─── Recorded data

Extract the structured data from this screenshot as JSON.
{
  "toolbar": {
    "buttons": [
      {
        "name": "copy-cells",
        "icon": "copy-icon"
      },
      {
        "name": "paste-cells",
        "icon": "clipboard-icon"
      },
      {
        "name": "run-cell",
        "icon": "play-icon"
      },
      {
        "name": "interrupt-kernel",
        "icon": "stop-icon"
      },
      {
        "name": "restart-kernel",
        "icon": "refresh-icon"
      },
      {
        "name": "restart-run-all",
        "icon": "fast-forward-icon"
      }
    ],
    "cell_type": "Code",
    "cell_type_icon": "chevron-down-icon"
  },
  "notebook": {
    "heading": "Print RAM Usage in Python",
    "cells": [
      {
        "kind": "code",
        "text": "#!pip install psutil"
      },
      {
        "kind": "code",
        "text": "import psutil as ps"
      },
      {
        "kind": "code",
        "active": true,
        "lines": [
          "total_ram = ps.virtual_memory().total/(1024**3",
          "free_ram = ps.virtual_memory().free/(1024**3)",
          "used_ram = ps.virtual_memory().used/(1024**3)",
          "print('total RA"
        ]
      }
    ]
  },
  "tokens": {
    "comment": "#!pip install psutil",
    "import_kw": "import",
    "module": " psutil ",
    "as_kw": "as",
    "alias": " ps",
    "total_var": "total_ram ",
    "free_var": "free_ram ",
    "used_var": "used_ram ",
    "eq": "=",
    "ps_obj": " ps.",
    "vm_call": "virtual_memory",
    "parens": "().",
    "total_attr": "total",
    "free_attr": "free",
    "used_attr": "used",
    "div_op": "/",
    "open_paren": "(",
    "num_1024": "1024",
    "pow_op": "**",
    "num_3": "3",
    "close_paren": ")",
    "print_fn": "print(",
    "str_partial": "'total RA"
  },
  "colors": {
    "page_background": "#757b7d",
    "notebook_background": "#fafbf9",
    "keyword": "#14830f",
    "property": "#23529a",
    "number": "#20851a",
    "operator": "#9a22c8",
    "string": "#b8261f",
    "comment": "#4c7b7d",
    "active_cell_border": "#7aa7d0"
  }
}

──────

Problem statement:
Return every line containing "cells".

Completed task:
        "name": "copy-cells",
        "name": "paste-cells",
    "cells": [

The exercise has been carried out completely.